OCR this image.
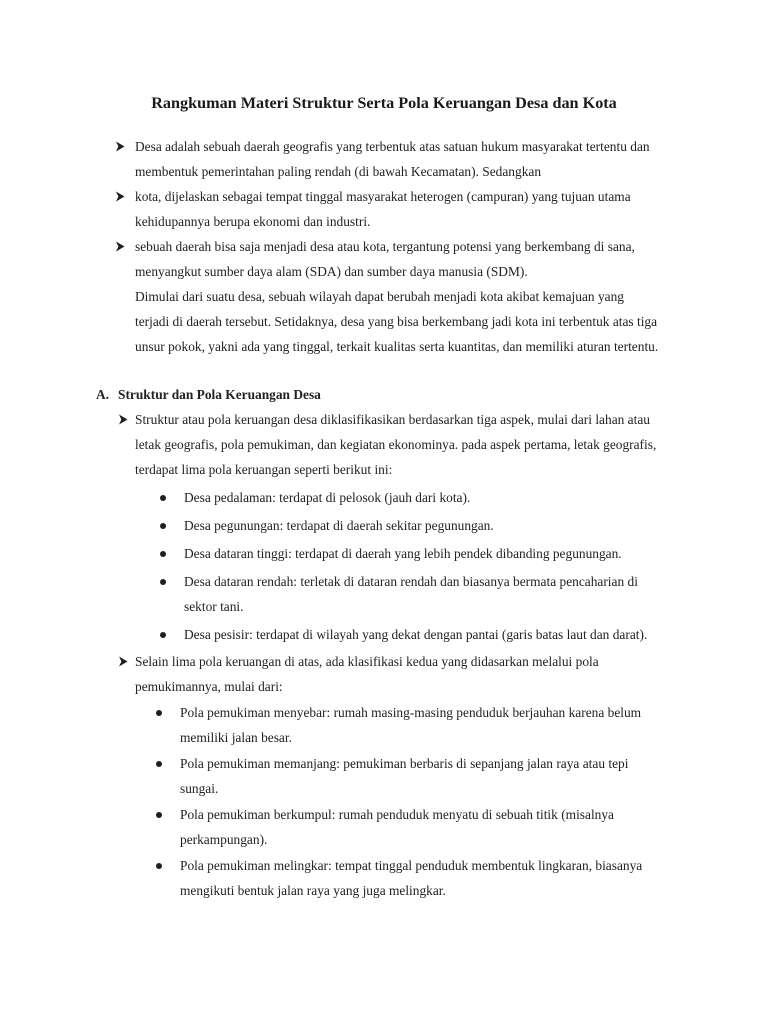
Rangkuman Materi Struktur Serta Pola Keruangan Desa dan Kota
Desa adalah sebuah daerah geografis yang terbentuk atas satuan hukum masyarakat tertentu dan
membentuk pemerintahan paling rendah (di bawah Kecamatan). Sedangkan
kota, dijelaskan sebagai tempat tinggal masyarakat heterogen (campuran) yang tujuan utama
kehidupannya berupa ekonomi dan industri.
sebuah daerah bisa saja menjadi desa atau kota, tergantung potensi yang berkembang di sana,
menyangkut sumber daya alam (SDA) dan sumber daya manusia (SDM).
Dimulai dari suatu desa, sebuah wilayah dapat berubah menjadi kota akibat kemajuan yang
terjadi di daerah tersebut. Setidaknya, desa yang bisa berkembang jadi kota ini terbentuk atas tiga
unsur pokok, yakni ada yang tinggal, terkait kualitas serta kuantitas, dan memiliki aturan tertentu.
A. Struktur dan Pola Keruangan Desa
Struktur atau pola keruangan desa diklasifikasikan berdasarkan tiga aspek, mulai dari lahan atau
letak geografis, pola pemukiman, dan kegiatan ekonominya. pada aspek pertama, letak geografis,
terdapat lima pola keruangan seperti berikut ini:
Desa pedalaman: terdapat di pelosok (jauh dari kota).
Desa pegunungan: terdapat di daerah sekitar pegunungan.
Desa dataran tinggi: terdapat di daerah yang lebih pendek dibanding pegunungan.
Desa dataran rendah: terletak di dataran rendah dan biasanya bermata pencaharian di
sektor tani.
Desa pesisir: terdapat di wilayah yang dekat dengan pantai (garis batas laut dan darat).
Selain lima pola keruangan di atas, ada klasifikasi kedua yang didasarkan melalui pola
pemukimannya, mulai dari:
Pola pemukiman menyebar: rumah masing-masing penduduk berjauhan karena belum
memiliki jalan besar.
Pola pemukiman memanjang: pemukiman berbaris di sepanjang jalan raya atau tepi
sungai.
Pola pemukiman berkumpul: rumah penduduk menyatu di sebuah titik (misalnya
perkampungan).
Pola pemukiman melingkar: tempat tinggal penduduk membentuk lingkaran, biasanya
mengikuti bentuk jalan raya yang juga melingkar.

__Your instructions__.
Write out the whole listing again, exactly, with no pictures.

__Written response__.
OCR this image.
Rangkuman Materi Struktur Serta Pola Keruangan Desa dan Kota
Desa adalah sebuah daerah geografis yang terbentuk atas satuan hukum masyarakat tertentu dan
membentuk pemerintahan paling rendah (di bawah Kecamatan). Sedangkan
kota, dijelaskan sebagai tempat tinggal masyarakat heterogen (campuran) yang tujuan utama
kehidupannya berupa ekonomi dan industri.
sebuah daerah bisa saja menjadi desa atau kota, tergantung potensi yang berkembang di sana,
menyangkut sumber daya alam (SDA) dan sumber daya manusia (SDM).
Dimulai dari suatu desa, sebuah wilayah dapat berubah menjadi kota akibat kemajuan yang
terjadi di daerah tersebut. Setidaknya, desa yang bisa berkembang jadi kota ini terbentuk atas tiga
unsur pokok, yakni ada yang tinggal, terkait kualitas serta kuantitas, dan memiliki aturan tertentu.
A. Struktur dan Pola Keruangan Desa
Struktur atau pola keruangan desa diklasifikasikan berdasarkan tiga aspek, mulai dari lahan atau
letak geografis, pola pemukiman, dan kegiatan ekonominya. pada aspek pertama, letak geografis,
terdapat lima pola keruangan seperti berikut ini:
Desa pedalaman: terdapat di pelosok (jauh dari kota).
Desa pegunungan: terdapat di daerah sekitar pegunungan.
Desa dataran tinggi: terdapat di daerah yang lebih pendek dibanding pegunungan.
Desa dataran rendah: terletak di dataran rendah dan biasanya bermata pencaharian di
sektor tani.
Desa pesisir: terdapat di wilayah yang dekat dengan pantai (garis batas laut dan darat).
Selain lima pola keruangan di atas, ada klasifikasi kedua yang didasarkan melalui pola
pemukimannya, mulai dari:
Pola pemukiman menyebar: rumah masing-masing penduduk berjauhan karena belum
memiliki jalan besar.
Pola pemukiman memanjang: pemukiman berbaris di sepanjang jalan raya atau tepi
sungai.
Pola pemukiman berkumpul: rumah penduduk menyatu di sebuah titik (misalnya
perkampungan).
Pola pemukiman melingkar: tempat tinggal penduduk membentuk lingkaran, biasanya
mengikuti bentuk jalan raya yang juga melingkar.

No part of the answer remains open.